YOUR INSTRUCTIONS: Report all lines from the entries below in which "colors" appears.

— BEGIN RECORDS FOR PROCESSING —

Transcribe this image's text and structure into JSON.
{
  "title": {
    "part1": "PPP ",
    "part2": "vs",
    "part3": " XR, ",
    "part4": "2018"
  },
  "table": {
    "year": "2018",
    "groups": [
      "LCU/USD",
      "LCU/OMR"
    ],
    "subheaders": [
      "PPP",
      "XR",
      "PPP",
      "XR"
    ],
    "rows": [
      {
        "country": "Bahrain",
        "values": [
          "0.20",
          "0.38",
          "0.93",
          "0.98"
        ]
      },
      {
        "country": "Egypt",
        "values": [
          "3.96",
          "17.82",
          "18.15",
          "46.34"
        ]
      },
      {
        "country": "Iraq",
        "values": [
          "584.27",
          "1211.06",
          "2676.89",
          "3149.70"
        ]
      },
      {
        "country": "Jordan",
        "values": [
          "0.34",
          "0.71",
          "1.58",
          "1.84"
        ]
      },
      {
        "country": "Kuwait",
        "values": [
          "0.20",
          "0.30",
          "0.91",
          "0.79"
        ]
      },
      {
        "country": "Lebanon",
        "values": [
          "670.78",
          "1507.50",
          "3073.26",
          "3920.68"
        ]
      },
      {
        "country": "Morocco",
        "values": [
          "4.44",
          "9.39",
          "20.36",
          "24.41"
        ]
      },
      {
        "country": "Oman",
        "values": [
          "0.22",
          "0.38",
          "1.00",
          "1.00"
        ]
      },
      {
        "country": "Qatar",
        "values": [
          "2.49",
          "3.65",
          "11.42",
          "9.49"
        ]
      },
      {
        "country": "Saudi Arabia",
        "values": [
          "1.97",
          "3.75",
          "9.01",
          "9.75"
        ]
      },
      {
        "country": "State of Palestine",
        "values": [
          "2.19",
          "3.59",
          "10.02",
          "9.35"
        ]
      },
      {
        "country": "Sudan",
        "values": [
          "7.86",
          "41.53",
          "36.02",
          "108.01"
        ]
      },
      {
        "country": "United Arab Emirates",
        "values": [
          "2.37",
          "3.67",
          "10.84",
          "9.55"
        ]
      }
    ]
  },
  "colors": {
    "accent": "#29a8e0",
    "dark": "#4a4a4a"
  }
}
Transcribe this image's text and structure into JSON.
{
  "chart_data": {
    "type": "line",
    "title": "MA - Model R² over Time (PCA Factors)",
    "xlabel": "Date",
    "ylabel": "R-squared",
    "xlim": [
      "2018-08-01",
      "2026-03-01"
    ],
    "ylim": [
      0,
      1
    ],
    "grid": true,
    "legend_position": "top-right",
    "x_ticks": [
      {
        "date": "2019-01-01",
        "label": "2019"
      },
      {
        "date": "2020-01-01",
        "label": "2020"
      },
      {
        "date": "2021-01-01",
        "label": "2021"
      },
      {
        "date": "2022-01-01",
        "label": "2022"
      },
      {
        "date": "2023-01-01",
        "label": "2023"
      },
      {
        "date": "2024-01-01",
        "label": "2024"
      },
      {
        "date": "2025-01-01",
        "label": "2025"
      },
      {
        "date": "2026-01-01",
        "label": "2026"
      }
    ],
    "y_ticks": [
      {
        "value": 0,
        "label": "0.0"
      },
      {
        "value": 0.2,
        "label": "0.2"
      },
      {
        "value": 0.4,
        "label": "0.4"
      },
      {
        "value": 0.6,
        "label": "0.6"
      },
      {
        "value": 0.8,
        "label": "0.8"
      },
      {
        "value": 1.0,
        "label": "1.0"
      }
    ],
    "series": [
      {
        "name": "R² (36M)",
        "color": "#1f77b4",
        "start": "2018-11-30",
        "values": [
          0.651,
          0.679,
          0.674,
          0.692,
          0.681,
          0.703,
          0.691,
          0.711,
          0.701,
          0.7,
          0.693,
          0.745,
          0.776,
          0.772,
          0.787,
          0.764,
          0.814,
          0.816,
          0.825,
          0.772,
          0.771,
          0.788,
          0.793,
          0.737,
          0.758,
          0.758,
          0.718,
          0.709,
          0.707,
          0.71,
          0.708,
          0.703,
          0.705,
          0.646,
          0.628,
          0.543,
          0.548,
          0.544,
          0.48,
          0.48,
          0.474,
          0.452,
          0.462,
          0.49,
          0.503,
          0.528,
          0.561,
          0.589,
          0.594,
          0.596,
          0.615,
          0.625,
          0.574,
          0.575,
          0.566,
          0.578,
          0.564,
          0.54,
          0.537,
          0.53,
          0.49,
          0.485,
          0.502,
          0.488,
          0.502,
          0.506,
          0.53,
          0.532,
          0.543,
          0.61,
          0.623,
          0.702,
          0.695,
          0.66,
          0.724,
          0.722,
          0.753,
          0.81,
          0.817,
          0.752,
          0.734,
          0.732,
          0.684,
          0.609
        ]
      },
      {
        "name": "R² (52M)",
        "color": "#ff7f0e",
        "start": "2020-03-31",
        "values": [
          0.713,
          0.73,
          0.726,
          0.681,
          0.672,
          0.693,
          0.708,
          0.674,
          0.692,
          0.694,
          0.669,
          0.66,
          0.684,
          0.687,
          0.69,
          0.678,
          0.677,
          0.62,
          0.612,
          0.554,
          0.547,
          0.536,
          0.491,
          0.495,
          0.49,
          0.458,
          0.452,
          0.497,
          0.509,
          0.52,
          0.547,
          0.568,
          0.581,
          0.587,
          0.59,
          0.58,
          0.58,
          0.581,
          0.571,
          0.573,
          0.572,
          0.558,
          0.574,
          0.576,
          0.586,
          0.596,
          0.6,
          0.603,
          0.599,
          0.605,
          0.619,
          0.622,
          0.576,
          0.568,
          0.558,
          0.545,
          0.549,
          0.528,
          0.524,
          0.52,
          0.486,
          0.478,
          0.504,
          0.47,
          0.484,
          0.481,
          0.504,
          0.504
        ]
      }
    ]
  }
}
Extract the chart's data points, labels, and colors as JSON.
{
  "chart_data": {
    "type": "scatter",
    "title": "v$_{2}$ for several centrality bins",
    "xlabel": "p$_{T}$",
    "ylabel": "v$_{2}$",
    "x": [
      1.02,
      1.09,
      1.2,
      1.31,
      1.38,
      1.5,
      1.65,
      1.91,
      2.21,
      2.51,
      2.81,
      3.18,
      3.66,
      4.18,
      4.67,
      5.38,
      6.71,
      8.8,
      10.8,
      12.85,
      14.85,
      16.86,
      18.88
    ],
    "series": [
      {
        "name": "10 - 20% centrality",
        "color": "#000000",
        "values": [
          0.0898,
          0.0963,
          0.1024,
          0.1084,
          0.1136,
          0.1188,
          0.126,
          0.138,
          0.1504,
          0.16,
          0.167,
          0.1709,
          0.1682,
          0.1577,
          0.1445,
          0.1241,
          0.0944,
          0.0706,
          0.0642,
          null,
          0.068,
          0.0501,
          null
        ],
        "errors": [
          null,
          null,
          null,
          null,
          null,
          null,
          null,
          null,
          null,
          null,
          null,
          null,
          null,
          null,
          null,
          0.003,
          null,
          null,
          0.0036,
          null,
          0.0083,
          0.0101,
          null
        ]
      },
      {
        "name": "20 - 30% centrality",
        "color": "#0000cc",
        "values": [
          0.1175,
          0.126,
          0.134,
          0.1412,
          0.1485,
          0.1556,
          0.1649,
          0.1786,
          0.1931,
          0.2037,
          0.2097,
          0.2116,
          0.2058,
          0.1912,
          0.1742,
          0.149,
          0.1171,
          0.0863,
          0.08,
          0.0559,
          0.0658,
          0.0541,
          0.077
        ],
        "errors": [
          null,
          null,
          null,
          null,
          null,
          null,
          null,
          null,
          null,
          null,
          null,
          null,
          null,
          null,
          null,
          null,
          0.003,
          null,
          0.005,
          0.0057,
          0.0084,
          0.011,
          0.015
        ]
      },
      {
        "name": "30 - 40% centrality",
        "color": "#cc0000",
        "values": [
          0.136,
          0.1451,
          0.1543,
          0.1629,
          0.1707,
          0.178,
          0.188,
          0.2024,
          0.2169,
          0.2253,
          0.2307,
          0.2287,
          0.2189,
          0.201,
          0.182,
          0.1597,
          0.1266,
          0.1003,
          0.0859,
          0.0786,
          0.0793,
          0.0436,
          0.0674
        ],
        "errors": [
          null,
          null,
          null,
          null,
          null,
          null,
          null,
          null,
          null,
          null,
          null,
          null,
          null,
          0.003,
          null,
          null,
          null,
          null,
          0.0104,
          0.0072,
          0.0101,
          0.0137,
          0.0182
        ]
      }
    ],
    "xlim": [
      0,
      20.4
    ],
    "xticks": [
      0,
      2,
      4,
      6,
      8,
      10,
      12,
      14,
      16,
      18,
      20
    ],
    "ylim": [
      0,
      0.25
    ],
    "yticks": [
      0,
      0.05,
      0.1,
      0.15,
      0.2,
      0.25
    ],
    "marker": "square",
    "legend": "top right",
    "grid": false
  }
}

— END RECORDS FOR PROCESSING —

RESULT OF THE TASK:
  "colors": {
Extract the chart's data points, labels, and colors as JSON.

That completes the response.